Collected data
==============================
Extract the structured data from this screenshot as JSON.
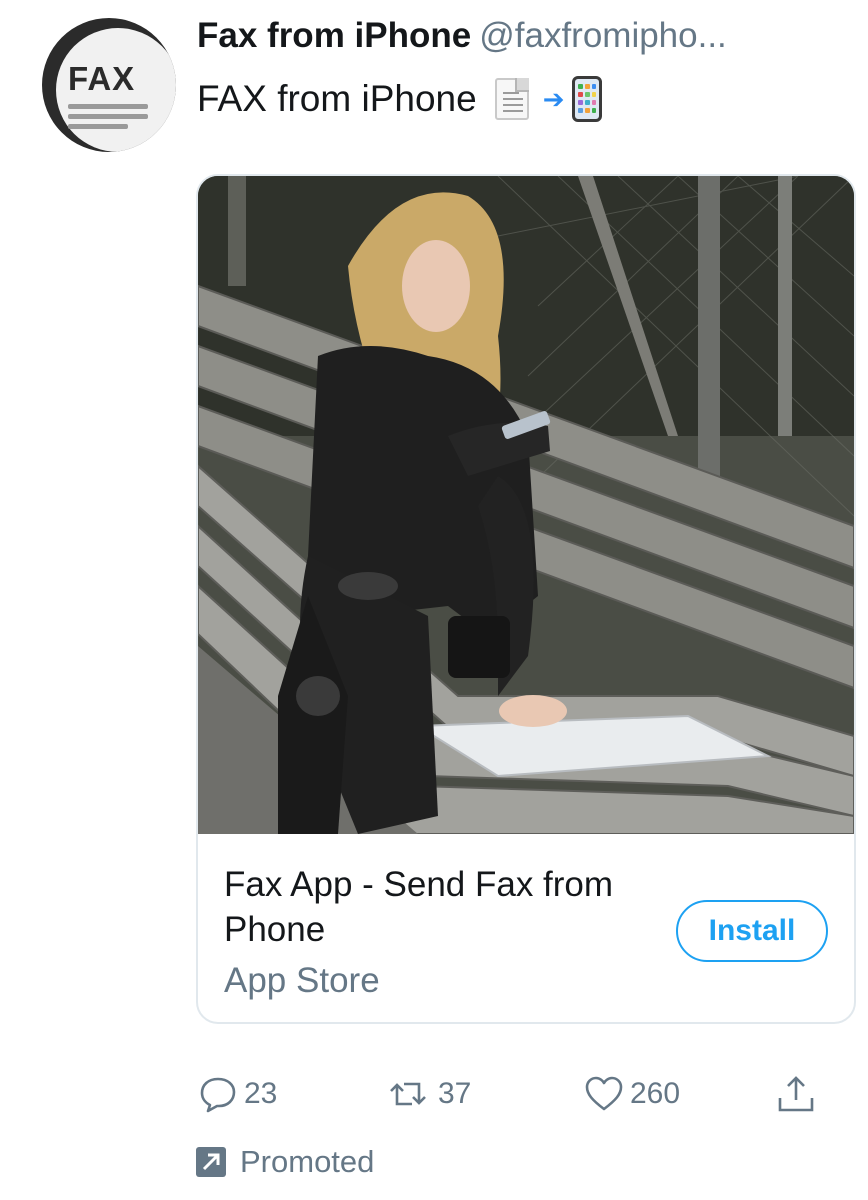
{
  "tweet": {
    "display_name": "Fax from iPhone",
    "handle": "@faxfromipho...",
    "text": "FAX from iPhone",
    "emojis": [
      "page-facing-up",
      "arrow-right",
      "mobile-phone-with-arrow"
    ]
  },
  "avatar": {
    "text": "FAX"
  },
  "card": {
    "title": "Fax App - Send Fax from Phone",
    "source": "App Store",
    "install_label": "Install",
    "image_alt": "Woman on park bench using phone over a sheet of paper"
  },
  "actions": {
    "reply_count": "23",
    "retweet_count": "37",
    "like_count": "260"
  },
  "promoted_label": "Promoted",
  "colors": {
    "accent": "#1da1f2",
    "secondary_text": "#657786",
    "border": "#e1e8ed"
  }
}
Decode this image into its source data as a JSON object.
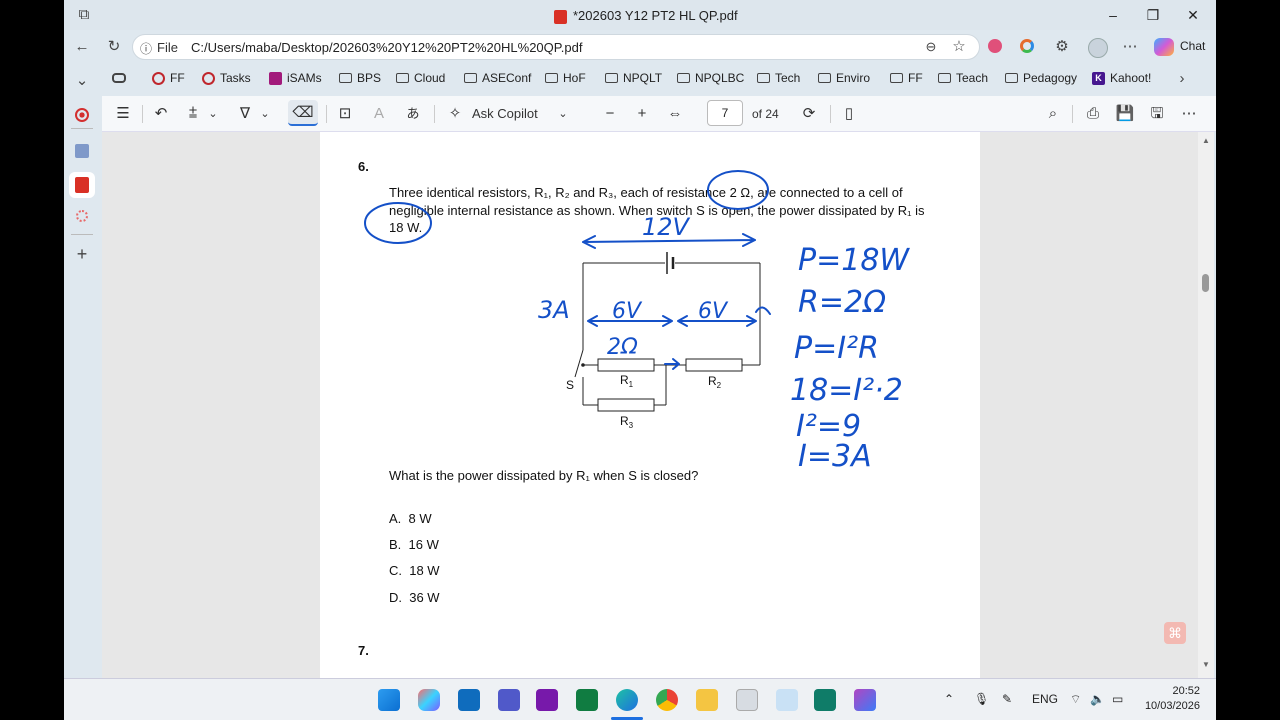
{
  "window": {
    "title": "*202603 Y12 PT2 HL QP.pdf",
    "minimize": "–",
    "maximize": "❐",
    "close": "✕"
  },
  "address": {
    "file_label": "File",
    "url": "C:/Users/maba/Desktop/202603%20Y12%20PT2%20HL%20QP.pdf",
    "chat_label": "Chat"
  },
  "bookmarks": [
    {
      "label": "FF",
      "icon": "red-circle-icon"
    },
    {
      "label": "Tasks",
      "icon": "red-circle-icon"
    },
    {
      "label": "iSAMs",
      "icon": "isams-icon"
    },
    {
      "label": "BPS",
      "icon": "folder-icon"
    },
    {
      "label": "Cloud",
      "icon": "folder-icon"
    },
    {
      "label": "ASEConf",
      "icon": "folder-icon"
    },
    {
      "label": "HoF",
      "icon": "folder-icon"
    },
    {
      "label": "NPQLT",
      "icon": "folder-icon"
    },
    {
      "label": "NPQLBC",
      "icon": "folder-icon"
    },
    {
      "label": "Tech",
      "icon": "folder-icon"
    },
    {
      "label": "Enviro",
      "icon": "folder-icon"
    },
    {
      "label": "FF",
      "icon": "folder-icon"
    },
    {
      "label": "Teach",
      "icon": "folder-icon"
    },
    {
      "label": "Pedagogy",
      "icon": "folder-icon"
    },
    {
      "label": "Kahoot!",
      "icon": "kahoot-icon"
    }
  ],
  "toolbar": {
    "copilot_label": "Ask Copilot",
    "page_current": "7",
    "page_total": "of 24",
    "minus": "−",
    "plus": "+"
  },
  "question6": {
    "number": "6.",
    "text_line1": "Three identical resistors, R₁, R₂ and R₃, each of resistance 2 Ω, are connected to a cell of",
    "text_line2": "negligible internal resistance as shown. When switch S is open, the power dissipated by R₁ is",
    "text_line3": "18 W.",
    "prompt": "What is the power dissipated by R₁ when S is closed?",
    "options": [
      {
        "letter": "A.",
        "value": "8 W"
      },
      {
        "letter": "B.",
        "value": "16 W"
      },
      {
        "letter": "C.",
        "value": "18 W"
      },
      {
        "letter": "D.",
        "value": "36 W"
      }
    ]
  },
  "circuit": {
    "r1": "R",
    "r1_sub": "1",
    "r2": "R",
    "r2_sub": "2",
    "r3": "R",
    "r3_sub": "3",
    "switch": "S"
  },
  "annotations": {
    "top_voltage": "12V",
    "left_current": "3A",
    "v1": "6V",
    "v2": "6V",
    "res": "2Ω",
    "workings": [
      "P=18W",
      "R=2Ω",
      "P=I²R",
      "18=I²·2",
      "I²=9",
      "I=3A"
    ]
  },
  "question7": {
    "number": "7."
  },
  "system": {
    "language": "ENG",
    "time": "20:52",
    "date": "10/03/2026"
  }
}
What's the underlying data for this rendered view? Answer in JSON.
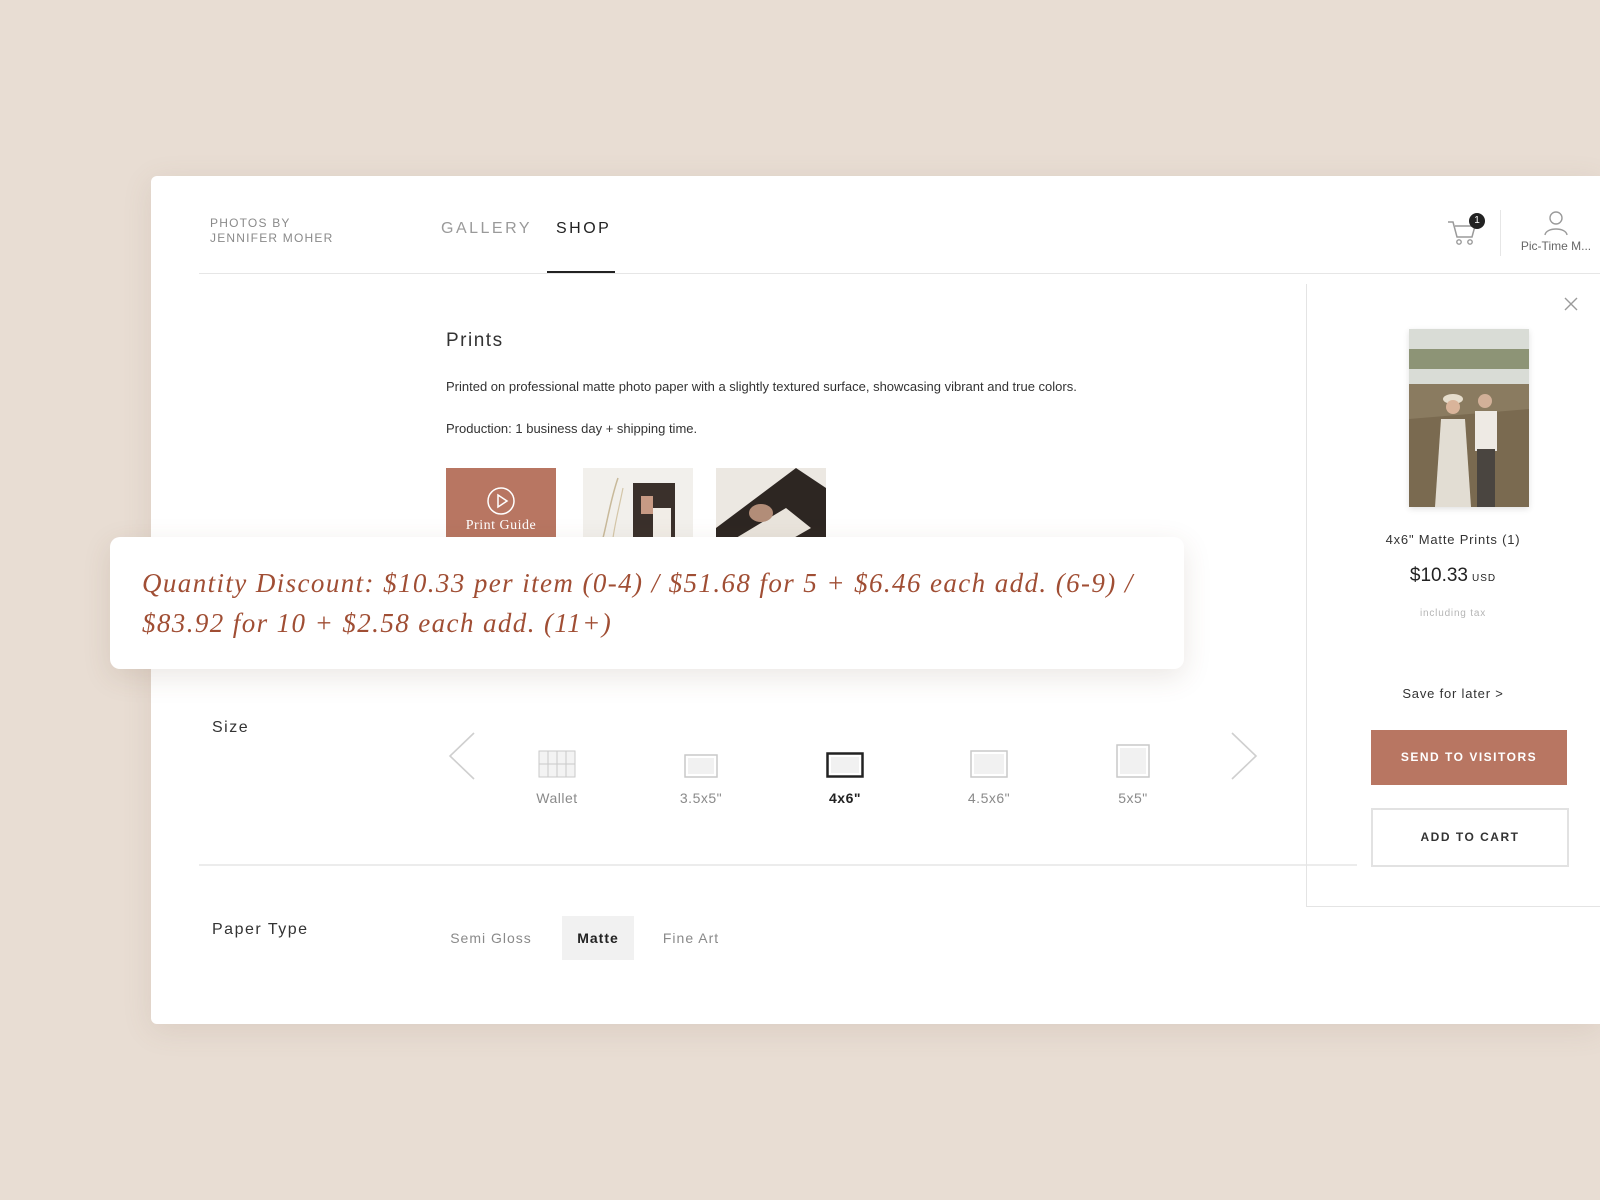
==============================
Collect each line containing the string "arrow".

      "arrow-right",
      "mobile-phone-with-arrow"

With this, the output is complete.